## Working data
»»

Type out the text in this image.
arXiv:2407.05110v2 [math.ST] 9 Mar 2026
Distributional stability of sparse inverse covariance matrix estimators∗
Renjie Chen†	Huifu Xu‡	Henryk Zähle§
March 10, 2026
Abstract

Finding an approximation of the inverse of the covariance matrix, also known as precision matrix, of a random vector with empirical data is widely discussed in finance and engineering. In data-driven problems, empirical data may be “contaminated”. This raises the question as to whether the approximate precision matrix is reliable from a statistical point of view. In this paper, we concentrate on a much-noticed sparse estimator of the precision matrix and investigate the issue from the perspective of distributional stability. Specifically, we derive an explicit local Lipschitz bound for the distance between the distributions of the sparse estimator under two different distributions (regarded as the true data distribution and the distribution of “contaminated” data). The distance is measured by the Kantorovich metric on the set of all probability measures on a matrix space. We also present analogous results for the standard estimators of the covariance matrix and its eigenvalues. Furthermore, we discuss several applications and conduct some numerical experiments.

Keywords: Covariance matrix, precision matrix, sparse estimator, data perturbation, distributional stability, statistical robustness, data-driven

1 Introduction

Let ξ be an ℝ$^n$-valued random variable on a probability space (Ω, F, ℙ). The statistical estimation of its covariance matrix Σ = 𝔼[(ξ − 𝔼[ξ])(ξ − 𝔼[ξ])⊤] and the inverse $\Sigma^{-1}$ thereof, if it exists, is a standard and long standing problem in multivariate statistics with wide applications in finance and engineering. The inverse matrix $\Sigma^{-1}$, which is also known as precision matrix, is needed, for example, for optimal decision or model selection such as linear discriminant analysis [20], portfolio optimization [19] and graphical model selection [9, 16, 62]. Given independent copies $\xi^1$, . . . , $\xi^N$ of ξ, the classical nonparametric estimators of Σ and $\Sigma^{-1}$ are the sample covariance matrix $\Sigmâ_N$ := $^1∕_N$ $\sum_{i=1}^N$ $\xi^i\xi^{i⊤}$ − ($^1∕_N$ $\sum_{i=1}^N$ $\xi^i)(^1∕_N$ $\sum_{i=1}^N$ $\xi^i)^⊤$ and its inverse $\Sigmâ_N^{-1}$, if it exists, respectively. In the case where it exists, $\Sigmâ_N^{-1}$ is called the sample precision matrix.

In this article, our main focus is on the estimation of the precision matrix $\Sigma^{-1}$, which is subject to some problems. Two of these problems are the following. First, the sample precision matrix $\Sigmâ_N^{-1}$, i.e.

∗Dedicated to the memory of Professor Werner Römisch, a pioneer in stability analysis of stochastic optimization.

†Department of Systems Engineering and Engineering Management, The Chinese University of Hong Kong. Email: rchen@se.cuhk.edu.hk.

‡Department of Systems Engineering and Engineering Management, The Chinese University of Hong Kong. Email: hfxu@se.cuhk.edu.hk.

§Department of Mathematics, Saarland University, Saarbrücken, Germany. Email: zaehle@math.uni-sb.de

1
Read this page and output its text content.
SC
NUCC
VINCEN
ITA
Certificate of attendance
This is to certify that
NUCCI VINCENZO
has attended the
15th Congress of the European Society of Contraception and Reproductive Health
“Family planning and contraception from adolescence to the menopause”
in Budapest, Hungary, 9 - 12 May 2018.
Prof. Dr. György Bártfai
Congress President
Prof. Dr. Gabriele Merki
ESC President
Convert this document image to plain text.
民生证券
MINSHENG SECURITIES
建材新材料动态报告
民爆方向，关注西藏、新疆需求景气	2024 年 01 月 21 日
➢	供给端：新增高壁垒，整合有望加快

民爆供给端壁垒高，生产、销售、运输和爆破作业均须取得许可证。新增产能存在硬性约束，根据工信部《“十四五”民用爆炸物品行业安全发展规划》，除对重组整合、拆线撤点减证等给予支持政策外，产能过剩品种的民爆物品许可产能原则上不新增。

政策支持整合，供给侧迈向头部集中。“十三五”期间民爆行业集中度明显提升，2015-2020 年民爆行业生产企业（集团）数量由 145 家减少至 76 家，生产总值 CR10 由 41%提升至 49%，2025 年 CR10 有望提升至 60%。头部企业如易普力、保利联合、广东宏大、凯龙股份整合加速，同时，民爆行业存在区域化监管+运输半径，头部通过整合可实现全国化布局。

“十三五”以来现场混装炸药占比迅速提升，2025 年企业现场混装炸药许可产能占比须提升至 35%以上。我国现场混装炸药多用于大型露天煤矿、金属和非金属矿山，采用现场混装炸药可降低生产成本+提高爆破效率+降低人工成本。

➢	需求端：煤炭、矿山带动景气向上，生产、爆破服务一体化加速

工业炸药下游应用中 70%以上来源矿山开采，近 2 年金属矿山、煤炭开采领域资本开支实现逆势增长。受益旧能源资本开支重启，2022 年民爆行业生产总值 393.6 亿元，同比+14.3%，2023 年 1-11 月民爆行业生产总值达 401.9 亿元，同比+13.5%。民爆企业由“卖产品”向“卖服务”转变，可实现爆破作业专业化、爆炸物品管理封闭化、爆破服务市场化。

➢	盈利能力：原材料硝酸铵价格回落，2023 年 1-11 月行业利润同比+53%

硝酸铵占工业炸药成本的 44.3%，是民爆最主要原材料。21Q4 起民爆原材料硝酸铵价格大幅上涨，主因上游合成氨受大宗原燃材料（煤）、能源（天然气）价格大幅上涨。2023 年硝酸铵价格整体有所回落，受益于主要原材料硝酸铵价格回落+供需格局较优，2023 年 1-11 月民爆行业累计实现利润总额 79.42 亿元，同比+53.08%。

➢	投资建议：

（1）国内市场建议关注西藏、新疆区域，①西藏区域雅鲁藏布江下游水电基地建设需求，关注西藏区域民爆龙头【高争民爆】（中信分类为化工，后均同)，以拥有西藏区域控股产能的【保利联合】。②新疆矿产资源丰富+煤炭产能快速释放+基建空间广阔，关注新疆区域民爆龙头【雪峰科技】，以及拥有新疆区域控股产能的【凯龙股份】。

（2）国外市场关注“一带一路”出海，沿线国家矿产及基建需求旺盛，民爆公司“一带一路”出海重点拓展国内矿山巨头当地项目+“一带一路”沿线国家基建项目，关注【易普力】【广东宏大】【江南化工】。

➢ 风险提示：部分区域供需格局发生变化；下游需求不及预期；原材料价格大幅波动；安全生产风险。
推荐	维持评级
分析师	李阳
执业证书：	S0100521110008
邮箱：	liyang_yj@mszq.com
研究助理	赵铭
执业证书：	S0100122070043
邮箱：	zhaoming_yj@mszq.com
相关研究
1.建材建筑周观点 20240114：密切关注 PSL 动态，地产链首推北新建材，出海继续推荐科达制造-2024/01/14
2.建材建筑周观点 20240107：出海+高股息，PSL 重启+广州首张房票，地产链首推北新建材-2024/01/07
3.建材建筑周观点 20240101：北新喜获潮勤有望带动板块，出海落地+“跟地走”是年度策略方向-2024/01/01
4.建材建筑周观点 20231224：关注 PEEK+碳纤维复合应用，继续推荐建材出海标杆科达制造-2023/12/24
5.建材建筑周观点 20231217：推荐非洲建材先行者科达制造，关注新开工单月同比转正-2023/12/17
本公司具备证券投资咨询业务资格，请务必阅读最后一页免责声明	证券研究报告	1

««

## Work to be completed
Using the listing above, work out how many of its lines include "math", and give only the result.

## Full solution
2